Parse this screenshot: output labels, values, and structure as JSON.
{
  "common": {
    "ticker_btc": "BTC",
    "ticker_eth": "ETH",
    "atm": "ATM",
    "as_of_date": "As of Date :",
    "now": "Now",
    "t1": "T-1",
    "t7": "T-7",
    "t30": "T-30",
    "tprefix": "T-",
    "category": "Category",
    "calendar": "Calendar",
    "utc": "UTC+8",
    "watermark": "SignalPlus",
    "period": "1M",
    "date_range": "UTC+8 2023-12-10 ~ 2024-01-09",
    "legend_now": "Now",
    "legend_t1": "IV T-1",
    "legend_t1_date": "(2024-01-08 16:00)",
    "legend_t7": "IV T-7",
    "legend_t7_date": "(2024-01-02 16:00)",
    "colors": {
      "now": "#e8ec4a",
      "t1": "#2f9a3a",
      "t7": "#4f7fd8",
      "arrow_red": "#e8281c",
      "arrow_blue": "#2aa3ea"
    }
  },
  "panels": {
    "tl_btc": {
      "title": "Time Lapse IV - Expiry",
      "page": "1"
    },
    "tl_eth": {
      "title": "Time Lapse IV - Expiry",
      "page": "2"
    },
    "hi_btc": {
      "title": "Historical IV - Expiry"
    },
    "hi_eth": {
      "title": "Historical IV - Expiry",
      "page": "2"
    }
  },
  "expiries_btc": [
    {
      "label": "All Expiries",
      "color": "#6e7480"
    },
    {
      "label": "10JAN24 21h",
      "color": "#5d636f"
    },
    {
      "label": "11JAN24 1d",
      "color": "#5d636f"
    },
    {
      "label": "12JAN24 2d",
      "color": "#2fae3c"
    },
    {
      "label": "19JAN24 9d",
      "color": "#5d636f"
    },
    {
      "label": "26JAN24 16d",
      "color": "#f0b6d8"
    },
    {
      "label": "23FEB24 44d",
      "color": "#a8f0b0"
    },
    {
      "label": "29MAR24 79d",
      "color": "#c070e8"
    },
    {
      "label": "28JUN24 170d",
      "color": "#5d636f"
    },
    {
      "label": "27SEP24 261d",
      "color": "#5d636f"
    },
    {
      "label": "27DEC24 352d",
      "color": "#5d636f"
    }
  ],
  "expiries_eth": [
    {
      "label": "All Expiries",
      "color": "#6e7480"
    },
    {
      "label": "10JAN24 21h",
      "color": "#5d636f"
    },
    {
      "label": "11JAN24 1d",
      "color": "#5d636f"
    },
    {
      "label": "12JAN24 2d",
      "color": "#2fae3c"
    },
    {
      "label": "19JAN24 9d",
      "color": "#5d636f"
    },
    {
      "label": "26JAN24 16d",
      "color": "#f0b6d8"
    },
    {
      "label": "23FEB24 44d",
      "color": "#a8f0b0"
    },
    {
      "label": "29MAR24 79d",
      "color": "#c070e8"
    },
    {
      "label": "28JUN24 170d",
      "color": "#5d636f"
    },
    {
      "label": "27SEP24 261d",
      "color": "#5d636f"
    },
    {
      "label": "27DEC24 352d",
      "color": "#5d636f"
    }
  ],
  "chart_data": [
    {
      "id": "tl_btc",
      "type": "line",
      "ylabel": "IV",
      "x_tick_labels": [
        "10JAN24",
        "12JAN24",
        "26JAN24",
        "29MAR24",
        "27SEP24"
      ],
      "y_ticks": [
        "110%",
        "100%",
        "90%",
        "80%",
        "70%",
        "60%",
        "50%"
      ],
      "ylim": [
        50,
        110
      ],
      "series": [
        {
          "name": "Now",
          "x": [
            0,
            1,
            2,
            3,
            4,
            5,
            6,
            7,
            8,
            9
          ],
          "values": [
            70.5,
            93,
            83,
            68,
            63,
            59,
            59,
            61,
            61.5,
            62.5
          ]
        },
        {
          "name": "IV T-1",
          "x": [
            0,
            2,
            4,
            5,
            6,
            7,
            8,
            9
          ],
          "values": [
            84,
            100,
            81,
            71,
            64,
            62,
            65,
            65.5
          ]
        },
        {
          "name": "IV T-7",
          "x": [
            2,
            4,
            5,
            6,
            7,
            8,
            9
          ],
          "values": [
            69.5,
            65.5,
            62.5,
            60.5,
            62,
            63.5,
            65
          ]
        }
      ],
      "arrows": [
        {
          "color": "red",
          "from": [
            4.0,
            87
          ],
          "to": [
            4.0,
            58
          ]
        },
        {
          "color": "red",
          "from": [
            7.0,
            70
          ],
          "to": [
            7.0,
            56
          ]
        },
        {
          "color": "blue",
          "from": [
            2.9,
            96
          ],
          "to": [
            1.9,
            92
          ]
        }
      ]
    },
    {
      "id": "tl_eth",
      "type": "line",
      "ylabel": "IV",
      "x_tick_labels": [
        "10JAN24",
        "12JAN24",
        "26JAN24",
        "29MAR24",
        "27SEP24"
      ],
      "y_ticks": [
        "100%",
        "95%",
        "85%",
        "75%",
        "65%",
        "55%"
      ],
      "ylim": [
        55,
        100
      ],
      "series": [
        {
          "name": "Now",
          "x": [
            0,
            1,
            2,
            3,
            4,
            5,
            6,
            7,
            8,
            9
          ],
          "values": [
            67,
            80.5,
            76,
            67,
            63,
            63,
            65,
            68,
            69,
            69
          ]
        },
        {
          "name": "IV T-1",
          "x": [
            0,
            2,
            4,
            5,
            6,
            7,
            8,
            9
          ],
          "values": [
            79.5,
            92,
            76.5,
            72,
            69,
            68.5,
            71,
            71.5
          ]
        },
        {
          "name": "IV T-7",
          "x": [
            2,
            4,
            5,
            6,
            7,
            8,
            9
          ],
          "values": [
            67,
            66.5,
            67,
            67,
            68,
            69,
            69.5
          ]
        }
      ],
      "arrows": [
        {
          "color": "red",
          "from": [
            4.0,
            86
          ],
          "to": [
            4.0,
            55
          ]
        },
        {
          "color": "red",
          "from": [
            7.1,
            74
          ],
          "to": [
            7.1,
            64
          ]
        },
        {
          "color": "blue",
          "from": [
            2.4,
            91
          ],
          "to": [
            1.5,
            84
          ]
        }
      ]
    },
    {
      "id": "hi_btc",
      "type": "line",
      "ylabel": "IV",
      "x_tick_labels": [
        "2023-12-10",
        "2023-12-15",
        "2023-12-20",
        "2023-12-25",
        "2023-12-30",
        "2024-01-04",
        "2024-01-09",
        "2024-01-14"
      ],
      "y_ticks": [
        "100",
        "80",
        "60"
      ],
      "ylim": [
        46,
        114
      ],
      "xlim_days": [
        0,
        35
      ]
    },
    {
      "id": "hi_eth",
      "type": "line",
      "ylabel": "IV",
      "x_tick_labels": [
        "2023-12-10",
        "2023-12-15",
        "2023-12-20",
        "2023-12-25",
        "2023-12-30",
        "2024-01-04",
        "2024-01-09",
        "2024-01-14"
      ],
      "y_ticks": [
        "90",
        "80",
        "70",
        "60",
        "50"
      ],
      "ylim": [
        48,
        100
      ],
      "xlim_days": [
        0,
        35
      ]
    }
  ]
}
* * * *
- WHAT YOU NEED TO DO -
Reproduce the data in its entirety, matching each character.

- ANSWER IN FULL -
Parse this screenshot: output labels, values, and structure as JSON.
{
  "common": {
    "ticker_btc": "BTC",
    "ticker_eth": "ETH",
    "atm": "ATM",
    "as_of_date": "As of Date :",
    "now": "Now",
    "t1": "T-1",
    "t7": "T-7",
    "t30": "T-30",
    "tprefix": "T-",
    "category": "Category",
    "calendar": "Calendar",
    "utc": "UTC+8",
    "watermark": "SignalPlus",
    "period": "1M",
    "date_range": "UTC+8 2023-12-10 ~ 2024-01-09",
    "legend_now": "Now",
    "legend_t1": "IV T-1",
    "legend_t1_date": "(2024-01-08 16:00)",
    "legend_t7": "IV T-7",
    "legend_t7_date": "(2024-01-02 16:00)",
    "colors": {
      "now": "#e8ec4a",
      "t1": "#2f9a3a",
      "t7": "#4f7fd8",
      "arrow_red": "#e8281c",
      "arrow_blue": "#2aa3ea"
    }
  },
  "panels": {
    "tl_btc": {
      "title": "Time Lapse IV - Expiry",
      "page": "1"
    },
    "tl_eth": {
      "title": "Time Lapse IV - Expiry",
      "page": "2"
    },
    "hi_btc": {
      "title": "Historical IV - Expiry"
    },
    "hi_eth": {
      "title": "Historical IV - Expiry",
      "page": "2"
    }
  },
  "expiries_btc": [
    {
      "label": "All Expiries",
      "color": "#6e7480"
    },
    {
      "label": "10JAN24 21h",
      "color": "#5d636f"
    },
    {
      "label": "11JAN24 1d",
      "color": "#5d636f"
    },
    {
      "label": "12JAN24 2d",
      "color": "#2fae3c"
    },
    {
      "label": "19JAN24 9d",
      "color": "#5d636f"
    },
    {
      "label": "26JAN24 16d",
      "color": "#f0b6d8"
    },
    {
      "label": "23FEB24 44d",
      "color": "#a8f0b0"
    },
    {
      "label": "29MAR24 79d",
      "color": "#c070e8"
    },
    {
      "label": "28JUN24 170d",
      "color": "#5d636f"
    },
    {
      "label": "27SEP24 261d",
      "color": "#5d636f"
    },
    {
      "label": "27DEC24 352d",
      "color": "#5d636f"
    }
  ],
  "expiries_eth": [
    {
      "label": "All Expiries",
      "color": "#6e7480"
    },
    {
      "label": "10JAN24 21h",
      "color": "#5d636f"
    },
    {
      "label": "11JAN24 1d",
      "color": "#5d636f"
    },
    {
      "label": "12JAN24 2d",
      "color": "#2fae3c"
    },
    {
      "label": "19JAN24 9d",
      "color": "#5d636f"
    },
    {
      "label": "26JAN24 16d",
      "color": "#f0b6d8"
    },
    {
      "label": "23FEB24 44d",
      "color": "#a8f0b0"
    },
    {
      "label": "29MAR24 79d",
      "color": "#c070e8"
    },
    {
      "label": "28JUN24 170d",
      "color": "#5d636f"
    },
    {
      "label": "27SEP24 261d",
      "color": "#5d636f"
    },
    {
      "label": "27DEC24 352d",
      "color": "#5d636f"
    }
  ],
  "chart_data": [
    {
      "id": "tl_btc",
      "type": "line",
      "ylabel": "IV",
      "x_tick_labels": [
        "10JAN24",
        "12JAN24",
        "26JAN24",
        "29MAR24",
        "27SEP24"
      ],
      "y_ticks": [
        "110%",
        "100%",
        "90%",
        "80%",
        "70%",
        "60%",
        "50%"
      ],
      "ylim": [
        50,
        110
      ],
      "series": [
        {
          "name": "Now",
          "x": [
            0,
            1,
            2,
            3,
            4,
            5,
            6,
            7,
            8,
            9
          ],
          "values": [
            70.5,
            93,
            83,
            68,
            63,
            59,
            59,
            61,
            61.5,
            62.5
          ]
        },
        {
          "name": "IV T-1",
          "x": [
            0,
            2,
            4,
            5,
            6,
            7,
            8,
            9
          ],
          "values": [
            84,
            100,
            81,
            71,
            64,
            62,
            65,
            65.5
          ]
        },
        {
          "name": "IV T-7",
          "x": [
            2,
            4,
            5,
            6,
            7,
            8,
            9
          ],
          "values": [
            69.5,
            65.5,
            62.5,
            60.5,
            62,
            63.5,
            65
          ]
        }
      ],
      "arrows": [
        {
          "color": "red",
          "from": [
            4.0,
            87
          ],
          "to": [
            4.0,
            58
          ]
        },
        {
          "color": "red",
          "from": [
            7.0,
            70
          ],
          "to": [
            7.0,
            56
          ]
        },
        {
          "color": "blue",
          "from": [
            2.9,
            96
          ],
          "to": [
            1.9,
            92
          ]
        }
      ]
    },
    {
      "id": "tl_eth",
      "type": "line",
      "ylabel": "IV",
      "x_tick_labels": [
        "10JAN24",
        "12JAN24",
        "26JAN24",
        "29MAR24",
        "27SEP24"
      ],
      "y_ticks": [
        "100%",
        "95%",
        "85%",
        "75%",
        "65%",
        "55%"
      ],
      "ylim": [
        55,
        100
      ],
      "series": [
        {
          "name": "Now",
          "x": [
            0,
            1,
            2,
            3,
            4,
            5,
            6,
            7,
            8,
            9
          ],
          "values": [
            67,
            80.5,
            76,
            67,
            63,
            63,
            65,
            68,
            69,
            69
          ]
        },
        {
          "name": "IV T-1",
          "x": [
            0,
            2,
            4,
            5,
            6,
            7,
            8,
            9
          ],
          "values": [
            79.5,
            92,
            76.5,
            72,
            69,
            68.5,
            71,
            71.5
          ]
        },
        {
          "name": "IV T-7",
          "x": [
            2,
            4,
            5,
            6,
            7,
            8,
            9
          ],
          "values": [
            67,
            66.5,
            67,
            67,
            68,
            69,
            69.5
          ]
        }
      ],
      "arrows": [
        {
          "color": "red",
          "from": [
            4.0,
            86
          ],
          "to": [
            4.0,
            55
          ]
        },
        {
          "color": "red",
          "from": [
            7.1,
            74
          ],
          "to": [
            7.1,
            64
          ]
        },
        {
          "color": "blue",
          "from": [
            2.4,
            91
          ],
          "to": [
            1.5,
            84
          ]
        }
      ]
    },
    {
      "id": "hi_btc",
      "type": "line",
      "ylabel": "IV",
      "x_tick_labels": [
        "2023-12-10",
        "2023-12-15",
        "2023-12-20",
        "2023-12-25",
        "2023-12-30",
        "2024-01-04",
        "2024-01-09",
        "2024-01-14"
      ],
      "y_ticks": [
        "100",
        "80",
        "60"
      ],
      "ylim": [
        46,
        114
      ],
      "xlim_days": [
        0,
        35
      ]
    },
    {
      "id": "hi_eth",
      "type": "line",
      "ylabel": "IV",
      "x_tick_labels": [
        "2023-12-10",
        "2023-12-15",
        "2023-12-20",
        "2023-12-25",
        "2023-12-30",
        "2024-01-04",
        "2024-01-09",
        "2024-01-14"
      ],
      "y_ticks": [
        "90",
        "80",
        "70",
        "60",
        "50"
      ],
      "ylim": [
        48,
        100
      ],
      "xlim_days": [
        0,
        35
      ]
    }
  ]
}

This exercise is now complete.